GIVEN TASK: Extract from the listing each line in which the word "均方根误差" appears.

-- Start of DATASET ENTRIES --

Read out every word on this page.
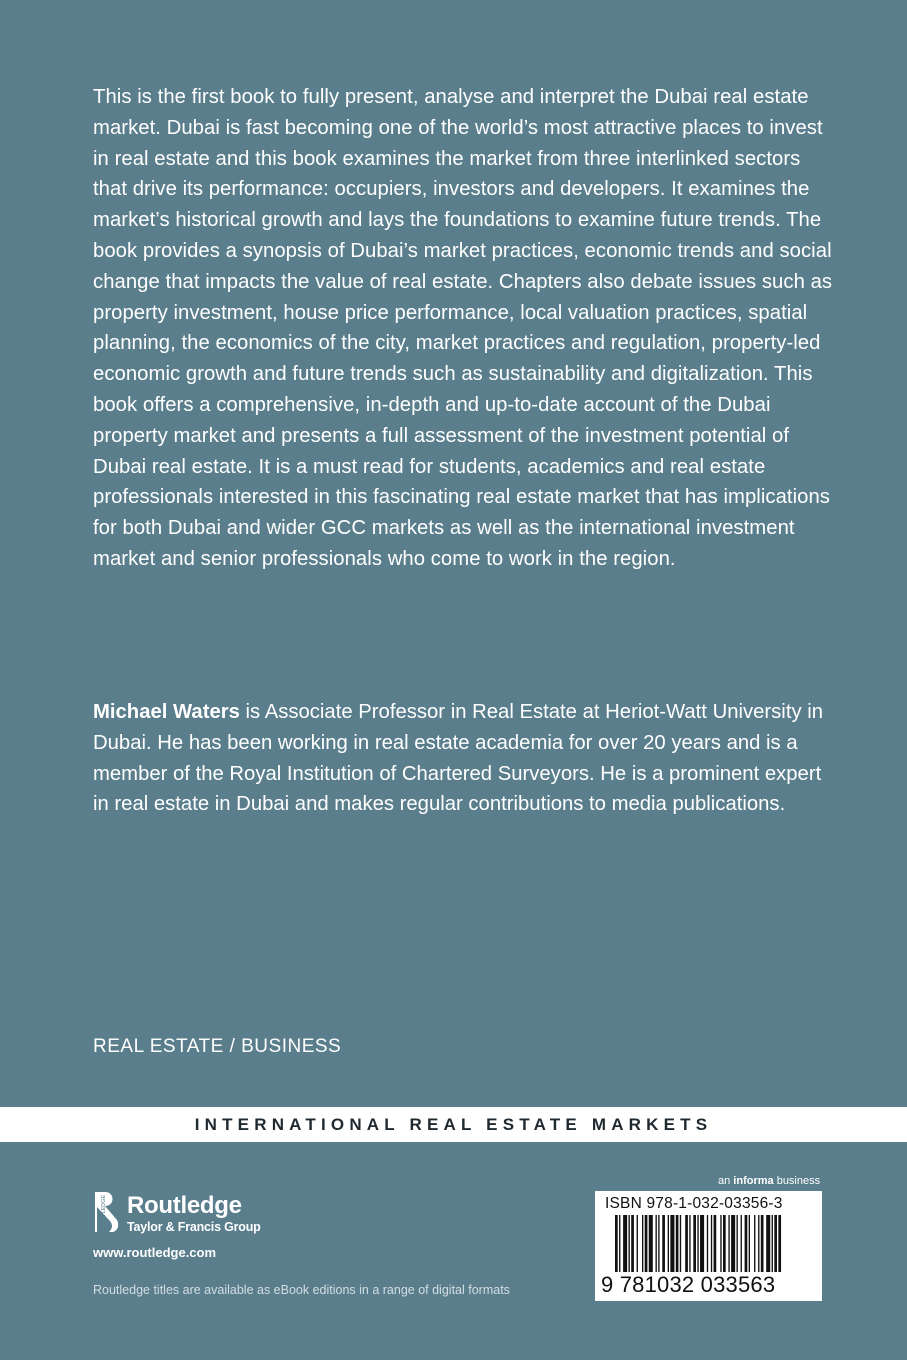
This is the first book to fully present, analyse and interpret the Dubai real estate market. Dubai is fast becoming one of the world’s most attractive places to invest in real estate and this book examines the market from three interlinked sectors that drive its performance: occupiers, investors and developers. It examines the market’s historical growth and lays the foundations to examine future trends. The book provides a synopsis of Dubai’s market practices, economic trends and social change that impacts the value of real estate. Chapters also debate issues such as property investment, house price performance, local valuation practices, spatial planning, the economics of the city, market practices and regulation, property-led economic growth and future trends such as sustainability and digitalization. This book offers a comprehensive, in-depth and up-to-date account of the Dubai property market and presents a full assessment of the investment potential of Dubai real estate. It is a must read for students, academics and real estate professionals interested in this fascinating real estate market that has implications for both Dubai and wider GCC markets as well as the international investment market and senior professionals who come to work in the region.

Michael Waters is Associate Professor in Real Estate at Heriot-Watt University in Dubai. He has been working in real estate academia for over 20 years and is a member of the Royal Institution of Chartered Surveyors. He is a prominent expert in real estate in Dubai and makes regular contributions to media publications.

REAL ESTATE / BUSINESS
INTERNATIONAL REAL ESTATE MARKETS
ROUTLEDGE Routledge
Taylor & Francis Group
www.routledge.com
Routledge titles are available as eBook editions in a range of digital formats
an informa business
ISBN 978-1-032-03356-3
9 781032 033563
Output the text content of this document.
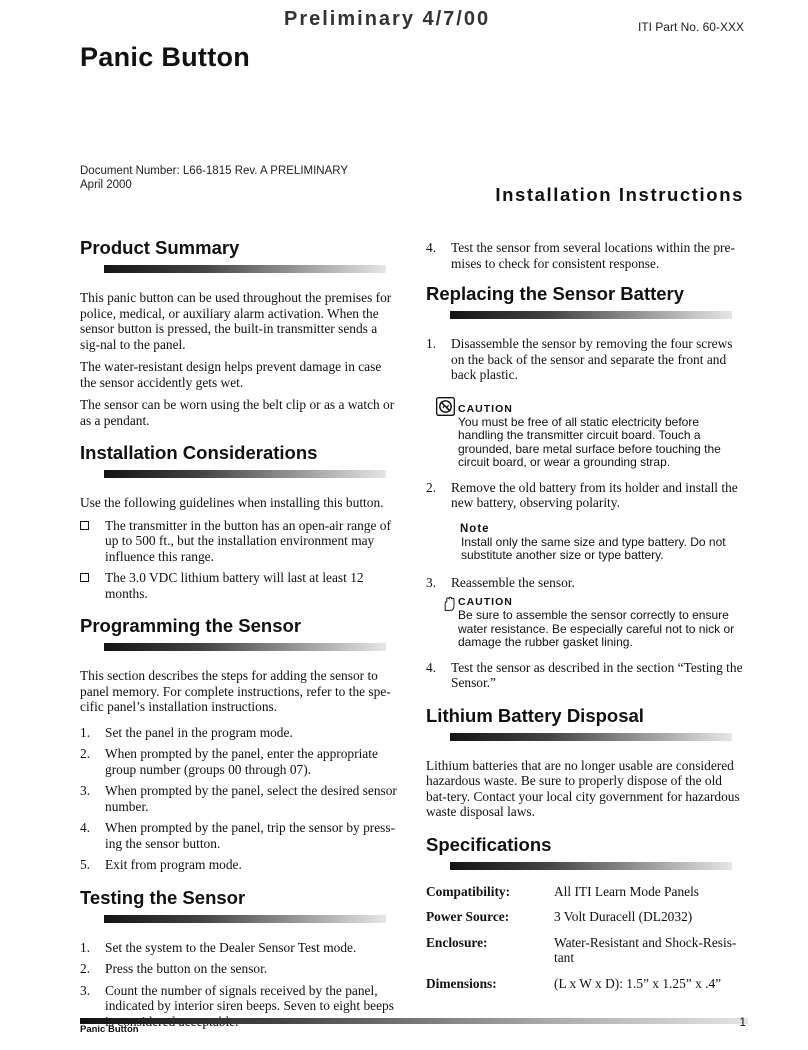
Preliminary 4/7/00	ITI Part No. 60-XXX
Panic Button
Document Number: L66-1815 Rev. A PRELIMINARY
April 2000	Installation Instructions
Product Summary

This panic button can be used throughout the premises for police, medical, or auxiliary alarm activation. When the sensor button is pressed, the built-in transmitter sends a sig-nal to the panel.

The water-resistant design helps prevent damage in case the sensor accidently gets wet.

The sensor can be worn using the belt clip or as a watch or as a pendant.

Installation Considerations

Use the following guidelines when installing this button.

The transmitter in the button has an open-air range of up to 500 ft., but the installation environment may influence this range.
The 3.0 VDC lithium battery will last at least 12 months.
Programming the Sensor

This section describes the steps for adding the sensor to panel memory. For complete instructions, refer to the spe-cific panel’s installation instructions.

1. Set the panel in the program mode.
2. When prompted by the panel, enter the appropriate group number (groups 00 through 07).
3. When prompted by the panel, select the desired sensor number.
4. When prompted by the panel, trip the sensor by press-ing the sensor button.
5. Exit from program mode.
Testing the Sensor
1. Set the system to the Dealer Sensor Test mode.
2. Press the button on the sensor.
3. Count the number of signals received by the panel, indicated by interior siren beeps. Seven to eight beeps
4. Test the sensor from several locations within the pre-mises to check for consistent response.
Replacing the Sensor Battery
1. Disassemble the sensor by removing the four screws on the back of the sensor and separate the front and back plastic.
CAUTION
You must be free of all static electricity before handling the transmitter circuit board. Touch a grounded, bare metal surface before touching the circuit board, or wear a grounding strap.
2. Remove the old battery from its holder and install the new battery, observing polarity.
Note
Install only the same size and type battery. Do not substitute another size or type battery.
3. Reassemble the sensor.
CAUTION
Be sure to assemble the sensor correctly to ensure water resistance. Be especially careful not to nick or damage the rubber gasket lining.
4. Test the sensor as described in the section “Testing the Sensor.”
Lithium Battery Disposal

Lithium batteries that are no longer usable are considered hazardous waste. Be sure to properly dispose of the old bat-tery. Contact your local city government for hazardous waste disposal laws.

Specifications
Compatibility:	All ITI Learn Mode Panels
Power Source:	3 Volt Duracell (DL2032)
Enclosure:	Water-Resistant and Shock-Resis-tant
Dimensions:	(L x W x D): 1.5” x 1.25” x .4”
Panic Button
1
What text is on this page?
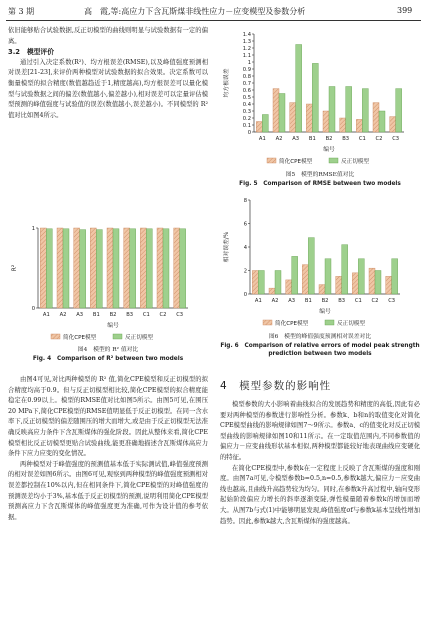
第 3 期	高　霞,等:高应力下含瓦斯煤非线性应力－应变模型及参数分析	399

依旧能够贴合试验数据,反正切模型的曲线则明显与试验数据有一定的偏离。

3.2　模型评价

通过引入决定系数(R²)、均方根误差(RMSE),以及峰值强度预测相对误差[21-23],来评价两种模型对试验数据的拟合效果。决定系数可以衡量模型的拟合精度(数值越趋近于1,精度越高),均方根误差可以量化模型与试验数据之间的偏差(数值越小,偏差越小),相对误差可以定量评估模型预测的峰值强度与试验值的误差(数值越小,误差越小)。不同模型的 R² 值对比如图4所示。

0
1
R²
A1 A2 A3 B1 B2 B3 C1 C2 C3
编号
简化CPE模型	反正切模型
图4　模型的 R² 值对比
Fig. 4　Comparison of R² between two models

由图4可见,对比两种模型的 R² 值,简化CPE模型和反正切模型的拟合精度均高于0.9。但与反正切模型相比较,简化CPE模型的拟合精度能稳定在0.99以上。模型的RMSE值对比如图5所示。由图5可见,在围压20 MPa下,简化CPE模型的RMSE值明显低于反正切模型。在同一含水率下,反正切模型的偏差随围压的增大而增大,或是由于反正切模型无法准确反映高应力条件下含瓦斯煤体的强化阶段。因此从整体来看,简化CPE模型相比反正切模型更贴合试验曲线,能更准确地描述含瓦斯煤体高应力条件下应力应变的变化情况。

两种模型对于峰值强度的预测值基本低于实际测试值,峰值强度预测的相对误差如图6所示。由图6可见,观察到两种模型的峰值强度预测相对误差都控制在10%以内,但在相同条件下,简化CPE模型的对峰值强度的预测误差均小于3%,基本低于反正切模型的预测,说明利用简化CPE模型预测高应力下含瓦斯煤体的峰值强度更为准确,可作为设计值的参考依据。

0
0.1
0.2
0.3
0.4
0.5
0.6
0.7
0.8
0.9
1
1.1
1.2
1.3
1.4
均方根误差
A1 A2 A3 B1 B2 B3 C1 C2 C3
编号
简化CPE模型	反正切模型
图5　模型的RMSE值对比
Fig. 5　Comparison of RMSE between two models
0
2
4
6
8
相对误差/%
A1 A2 A3 B1 B2 B3 C1 C2 C3
编号
简化CPE模型	反正切模型
图6　模型的峰值强度预测相对误差对比
Fig. 6　Comparison of relative errors of model peak strength prediction between two models
4　模型参数的影响性

模型参数的大小影响着曲线拟合的发展趋势和精度的高低,因此有必要对两种模型的参数进行影响性分析。参数k、b和n的取值变化对简化CPE模型曲线的影响规律如图7～9所示。参数a、c的值变化对反正切模型曲线的影响规律如图10和11所示。在一定取值范围内,不同参数值的偏应力－应变曲线形状基本相似,两种模型都能较好地表现曲线应变硬化的特征。

在简化CPE模型中,参数k在一定程度上反映了含瓦斯煤的强度和刚度。由图7a可见,令模型参数b=0.5,n=0.5,参数k越大,偏应力－应变曲线也越高,且曲线升高趋势较为均匀。同时,在参数k升高过程中,轴向变形起始阶段偏应力增长的斜率逐渐变陡,弹性模量随着参数k的增加而增大。从图7b与式(1)中能够明显发现,峰值强度σf与参数k基本呈线性增加趋势。因此,参数k越大,含瓦斯煤体的强度越高。
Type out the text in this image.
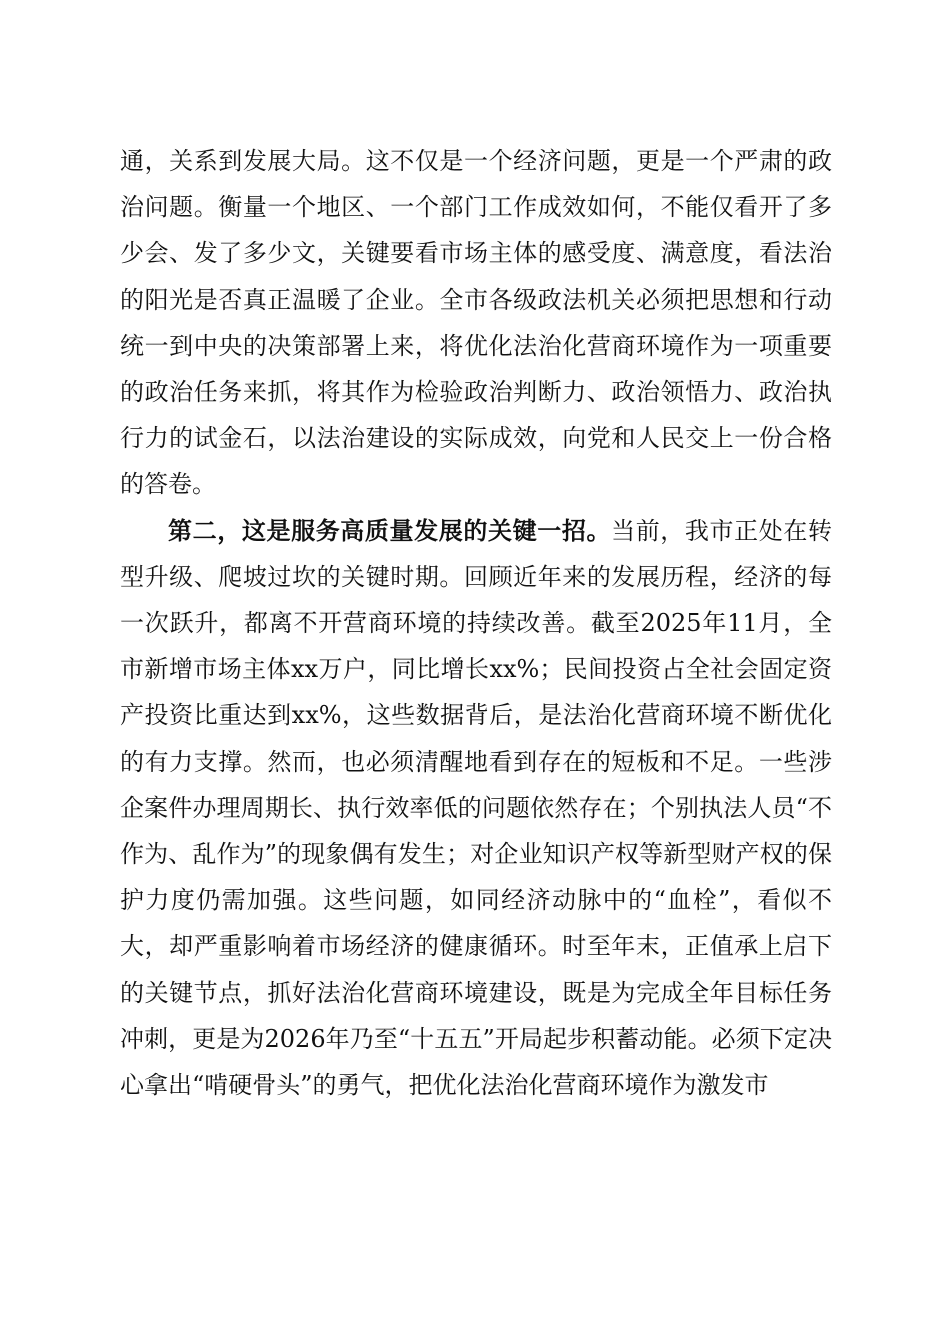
通，关系到发展大局。这不仅是一个经济问题，更是一个严肃的政治问题。衡量一个地区、一个部门工作成效如何，不能仅看开了多少会、发了多少文，关键要看市场主体的感受度、满意度，看法治的阳光是否真正温暖了企业。全市各级政法机关必须把思想和行动统一到中央的决策部署上来，将优化法治化营商环境作为一项重要的政治任务来抓，将其作为检验政治判断力、政治领悟力、政治执行力的试金石，以法治建设的实际成效，向党和人民交上一份合格的答卷。

第二，这是服务高质量发展的关键一招。当前，我市正处在转型升级、爬坡过坎的关键时期。回顾近年来的发展历程，经济的每一次跃升，都离不开营商环境的持续改善。截至2025年11月，全市新增市场主体xx万户，同比增长xx%；民间投资占全社会固定资产投资比重达到xx%，这些数据背后，是法治化营商环境不断优化的有力支撑。然而，也必须清醒地看到存在的短板和不足。一些涉企案件办理周期长、执行效率低的问题依然存在；个别执法人员“不作为、乱作为”的现象偶有发生；对企业知识产权等新型财产权的保护力度仍需加强。这些问题，如同经济动脉中的“血栓”，看似不大，却严重影响着市场经济的健康循环。时至年末，正值承上启下的关键节点，抓好法治化营商环境建设，既是为完成全年目标任务冲刺，更是为2026年乃至“十五五”开局起步积蓄动能。必须下定决心拿出“啃硬骨头”的勇气，把优化法治化营商环境作为激发市
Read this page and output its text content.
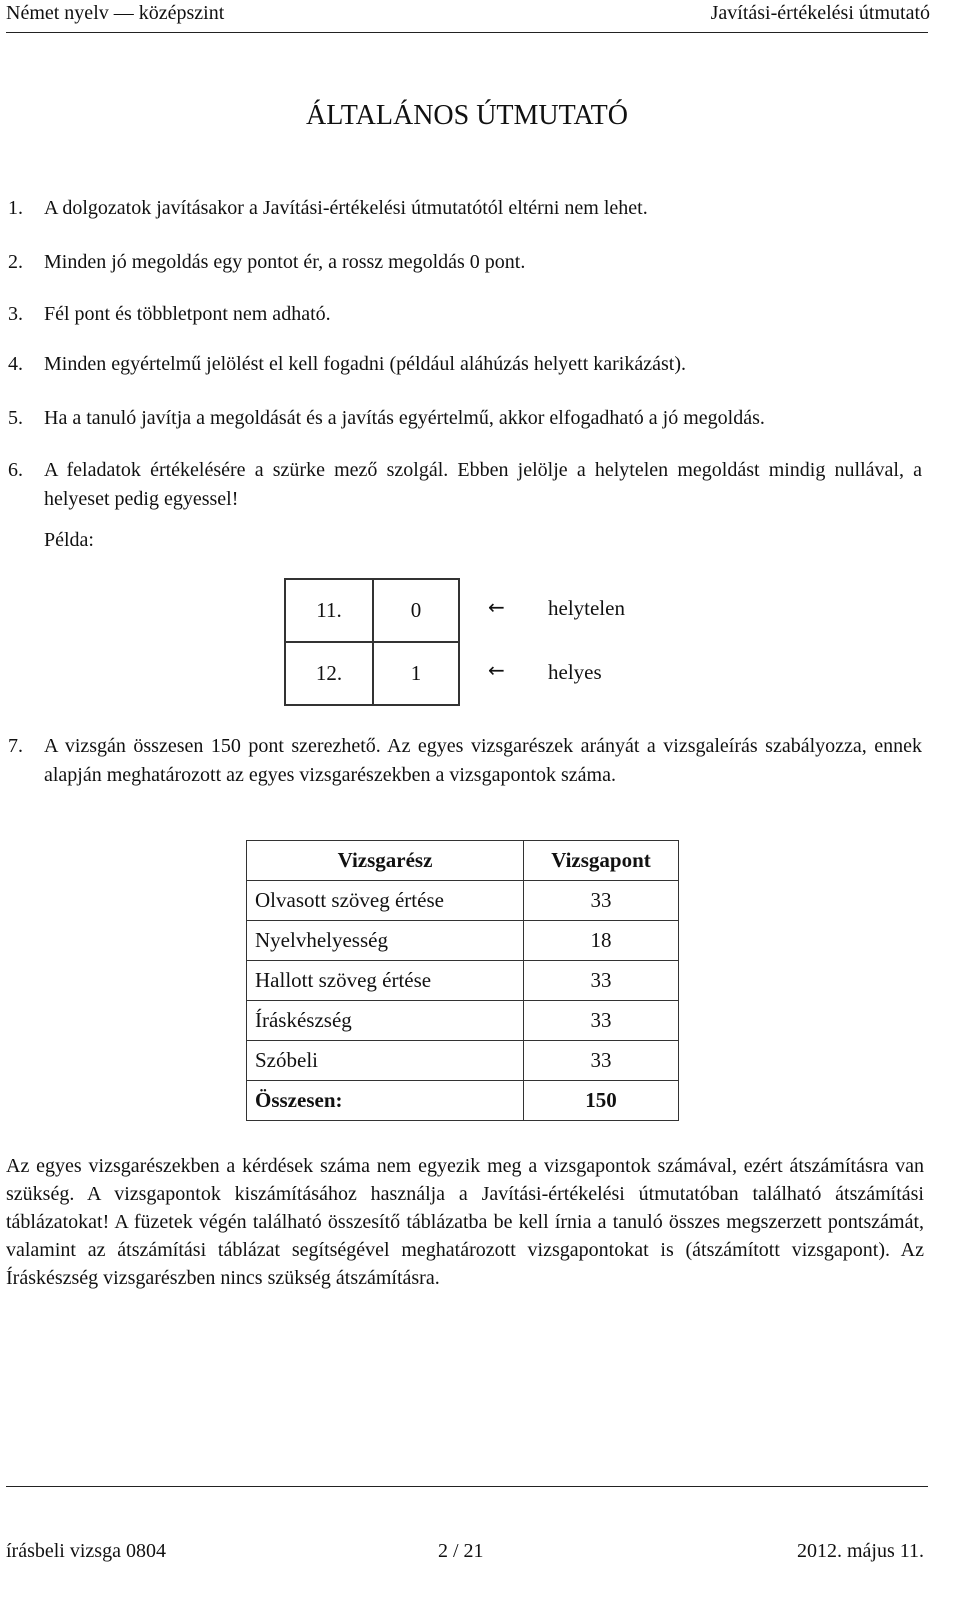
Német nyelv — középszint	Javítási-értékelési útmutató
ÁLTALÁNOS ÚTMUTATÓ
1. A dolgozatok javításakor a Javítási-értékelési útmutatótól eltérni nem lehet.
2. Minden jó megoldás egy pontot ér, a rossz megoldás 0 pont.
3. Fél pont és többletpont nem adható.
4. Minden egyértelmű jelölést el kell fogadni (például aláhúzás helyett karikázást).
5. Ha a tanuló javítja a megoldását és a javítás egyértelmű, akkor elfogadható a jó megoldás.
6.	A feladatok értékelésére a szürke mező szolgál. Ebben jelölje a helytelen megoldást mindig nullával, a helyeset pedig egyessel!
Példa:
11.	0
12.	1
← helytelen
← helyes
7.	A vizsgán összesen 150 pont szerezhető. Az egyes vizsgarészek arányát a vizsgaleírás szabályozza, ennek alapján meghatározott az egyes vizsgarészekben a vizsgapontok száma.
Vizsgarész	Vizsgapont
Olvasott szöveg értése	33
Nyelvhelyesség	18
Hallott szöveg értése	33
Íráskészség	33
Szóbeli	33
Összesen:	150
Az egyes vizsgarészekben a kérdések száma nem egyezik meg a vizsgapontok számával, ezért átszámításra van szükség. A vizsgapontok kiszámításához használja a Javítási-értékelési útmutatóban található átszámítási táblázatokat! A füzetek végén található összesítő táblázatba be kell írnia a tanuló összes megszerzett pontszámát, valamint az átszámítási táblázat segítségével meghatározott vizsgapontokat is (átszámított vizsgapont). Az Íráskészség vizsgarészben nincs szükség átszámításra.
írásbeli vizsga 0804	2 / 21	2012. május 11.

-- End of DATASET ENTRIES --

OUTPUT:
通过引入决定系数(R²)、均方根误差(RMSE),以及峰值强度预测相对误差[21-23],来评价两种模型对试验数据的拟合效果。决定系数可以衡量模型的拟合精度(数值越趋近于1,精度越高),均方根误差可以量化模型与试验数据之间的偏差(数值越小,偏差越小),相对误差可以定量评估模型预测的峰值强度与试验值的误差(数值越小,误差越小)。不同模型的 R² 值对比如图4所示。
均方根误差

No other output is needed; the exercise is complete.